Challenge
Filter the entries below, keeping only lines with the word "values".

Raw records
*-*-*

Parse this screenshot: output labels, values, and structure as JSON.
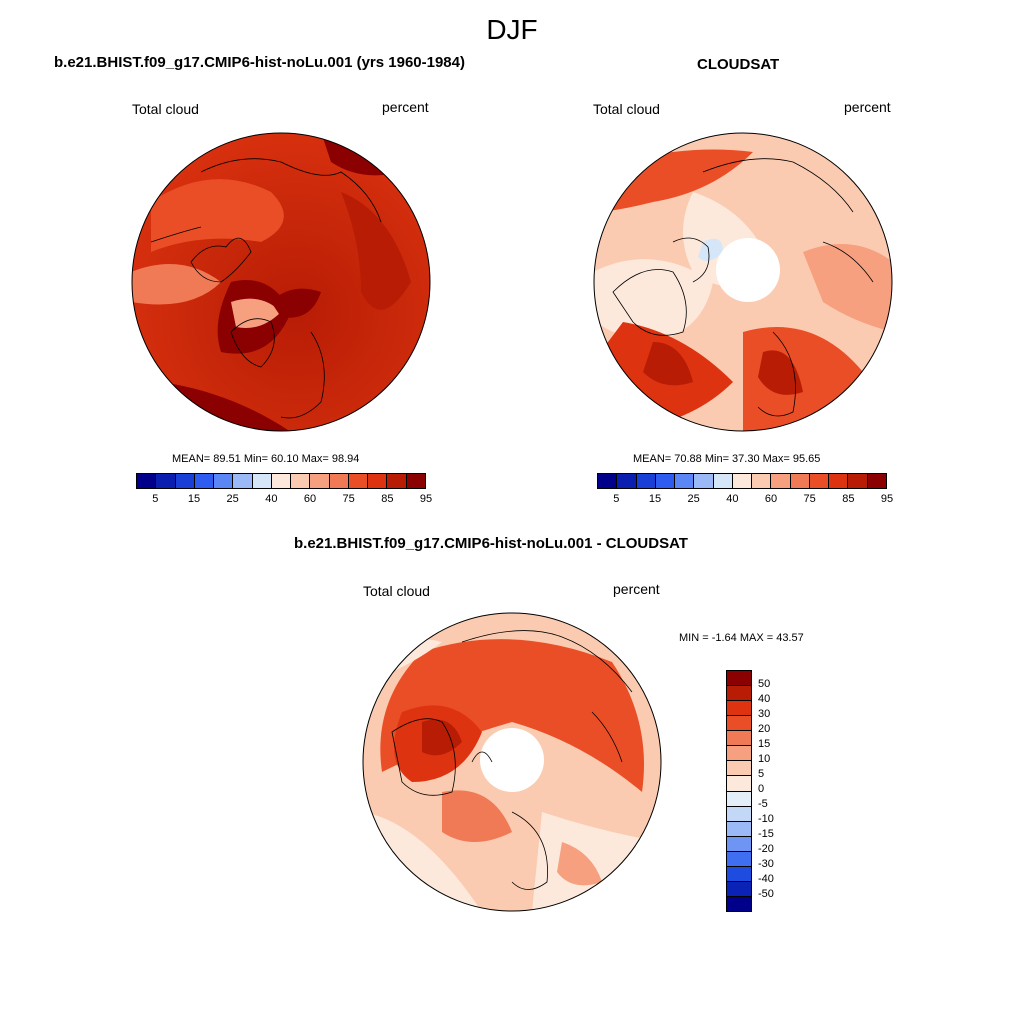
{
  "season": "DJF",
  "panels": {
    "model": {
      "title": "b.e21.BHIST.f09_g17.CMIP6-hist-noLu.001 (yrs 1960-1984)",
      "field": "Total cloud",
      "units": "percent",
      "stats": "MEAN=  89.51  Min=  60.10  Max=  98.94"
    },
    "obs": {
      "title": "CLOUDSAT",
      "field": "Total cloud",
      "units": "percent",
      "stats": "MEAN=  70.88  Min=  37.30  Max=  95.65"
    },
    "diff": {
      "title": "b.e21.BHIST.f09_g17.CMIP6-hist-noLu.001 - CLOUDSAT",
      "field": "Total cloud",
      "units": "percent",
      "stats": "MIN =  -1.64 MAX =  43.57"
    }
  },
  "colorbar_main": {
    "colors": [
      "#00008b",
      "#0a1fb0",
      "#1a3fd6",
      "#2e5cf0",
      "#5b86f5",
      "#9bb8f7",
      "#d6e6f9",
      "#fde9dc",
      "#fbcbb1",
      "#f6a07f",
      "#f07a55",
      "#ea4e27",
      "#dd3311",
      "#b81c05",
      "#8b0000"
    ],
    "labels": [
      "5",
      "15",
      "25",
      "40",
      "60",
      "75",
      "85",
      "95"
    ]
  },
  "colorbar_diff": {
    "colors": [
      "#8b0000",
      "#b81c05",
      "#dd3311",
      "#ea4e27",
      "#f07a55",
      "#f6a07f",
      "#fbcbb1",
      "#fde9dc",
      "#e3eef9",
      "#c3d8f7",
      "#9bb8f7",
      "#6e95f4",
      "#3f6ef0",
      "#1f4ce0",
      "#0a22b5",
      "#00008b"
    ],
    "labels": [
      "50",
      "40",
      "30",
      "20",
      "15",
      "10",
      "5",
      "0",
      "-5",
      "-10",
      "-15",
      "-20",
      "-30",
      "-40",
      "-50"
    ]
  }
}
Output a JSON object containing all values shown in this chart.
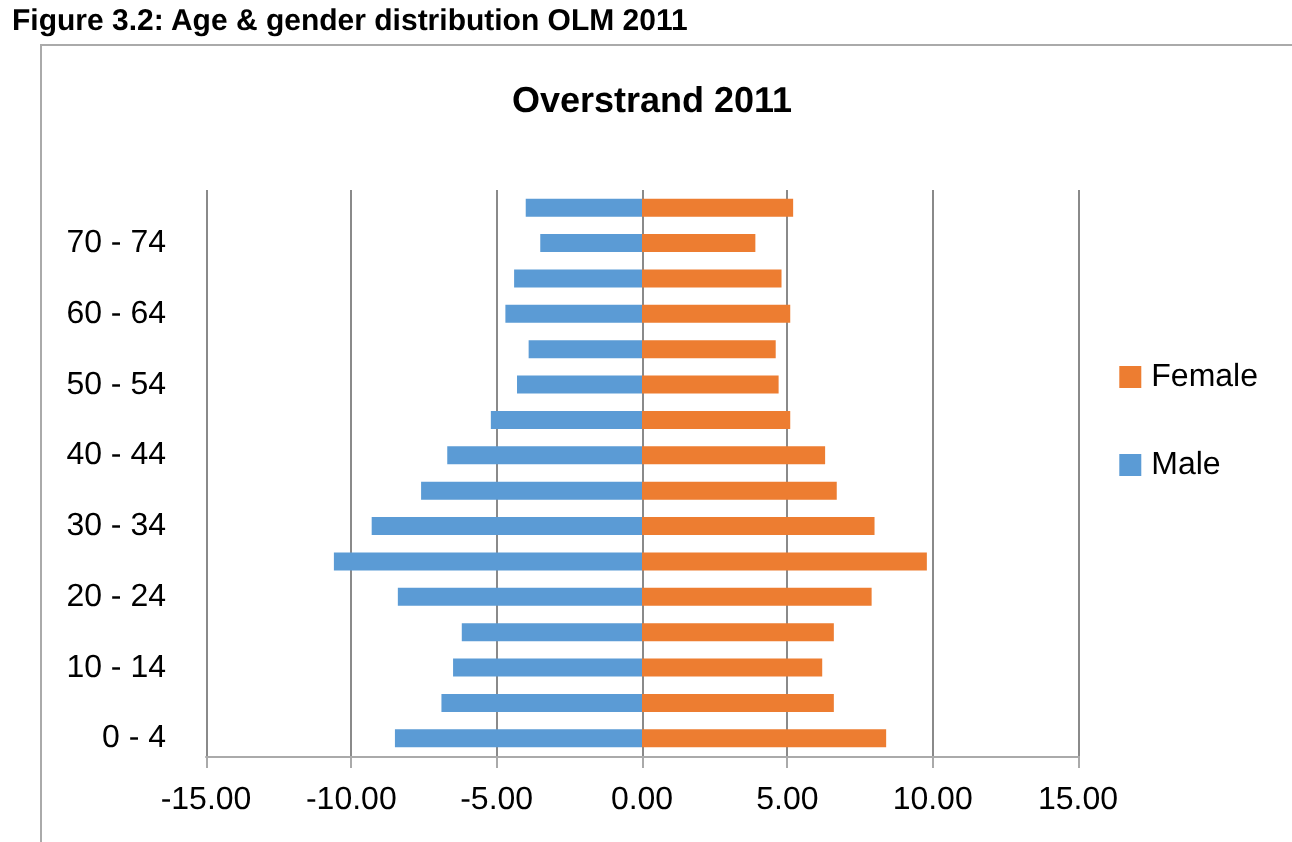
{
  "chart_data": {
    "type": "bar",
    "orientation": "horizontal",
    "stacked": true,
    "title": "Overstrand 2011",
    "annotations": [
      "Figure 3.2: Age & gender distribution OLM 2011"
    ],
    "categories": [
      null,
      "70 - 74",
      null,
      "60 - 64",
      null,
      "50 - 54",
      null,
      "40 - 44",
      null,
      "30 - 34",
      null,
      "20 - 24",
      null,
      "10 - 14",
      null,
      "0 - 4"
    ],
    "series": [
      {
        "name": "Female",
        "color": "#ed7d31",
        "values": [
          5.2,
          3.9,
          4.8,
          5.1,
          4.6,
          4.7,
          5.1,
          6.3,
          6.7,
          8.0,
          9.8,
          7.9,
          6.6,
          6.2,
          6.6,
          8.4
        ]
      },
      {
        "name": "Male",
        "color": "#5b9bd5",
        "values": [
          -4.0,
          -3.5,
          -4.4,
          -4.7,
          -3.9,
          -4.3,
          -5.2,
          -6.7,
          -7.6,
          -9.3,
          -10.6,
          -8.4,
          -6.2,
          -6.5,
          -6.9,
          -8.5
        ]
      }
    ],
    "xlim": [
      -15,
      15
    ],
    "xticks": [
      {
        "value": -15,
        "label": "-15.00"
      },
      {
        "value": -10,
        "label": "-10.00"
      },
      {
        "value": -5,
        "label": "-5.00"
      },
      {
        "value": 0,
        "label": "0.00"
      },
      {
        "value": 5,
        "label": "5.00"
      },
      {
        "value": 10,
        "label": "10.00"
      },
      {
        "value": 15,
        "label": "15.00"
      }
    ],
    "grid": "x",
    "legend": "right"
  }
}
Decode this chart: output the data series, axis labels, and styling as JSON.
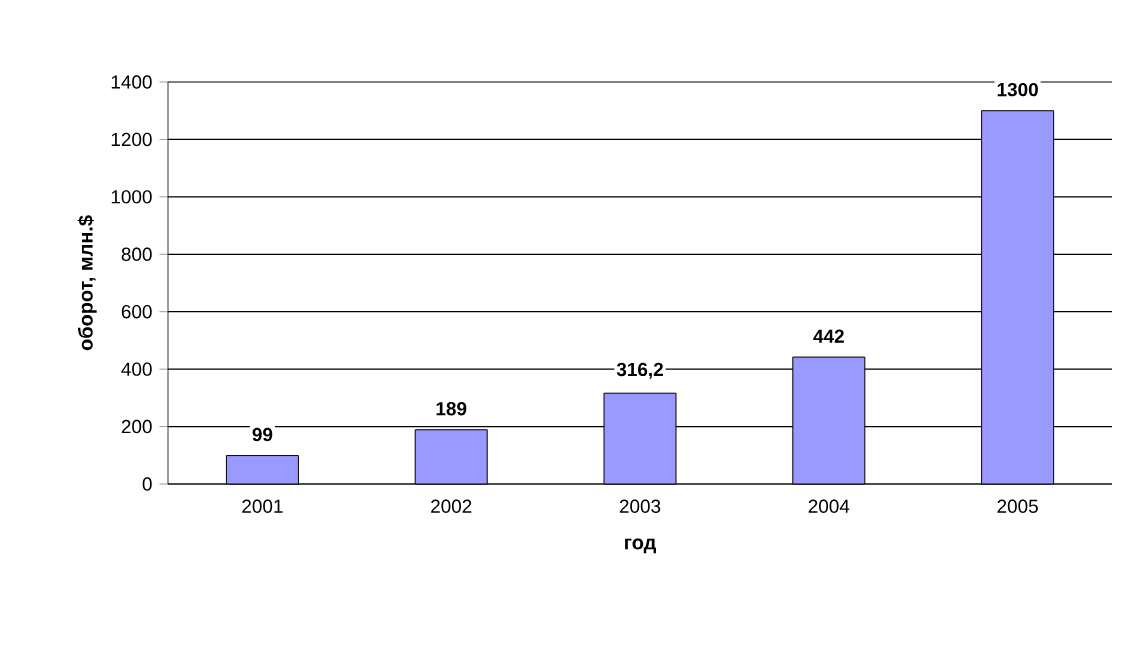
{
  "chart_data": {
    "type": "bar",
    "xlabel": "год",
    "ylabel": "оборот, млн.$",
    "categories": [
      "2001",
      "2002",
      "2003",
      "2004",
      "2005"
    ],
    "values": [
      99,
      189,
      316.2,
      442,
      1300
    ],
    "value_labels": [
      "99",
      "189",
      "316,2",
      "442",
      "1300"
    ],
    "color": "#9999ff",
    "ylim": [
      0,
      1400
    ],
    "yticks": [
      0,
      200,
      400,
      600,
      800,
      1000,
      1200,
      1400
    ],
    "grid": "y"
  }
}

*-*-*

Solution for this problem
Parse this screenshot: output labels, values, and structure as JSON.
Output a JSON object containing all values shown in this chart.
        "values": [
        "values": [
    "values": [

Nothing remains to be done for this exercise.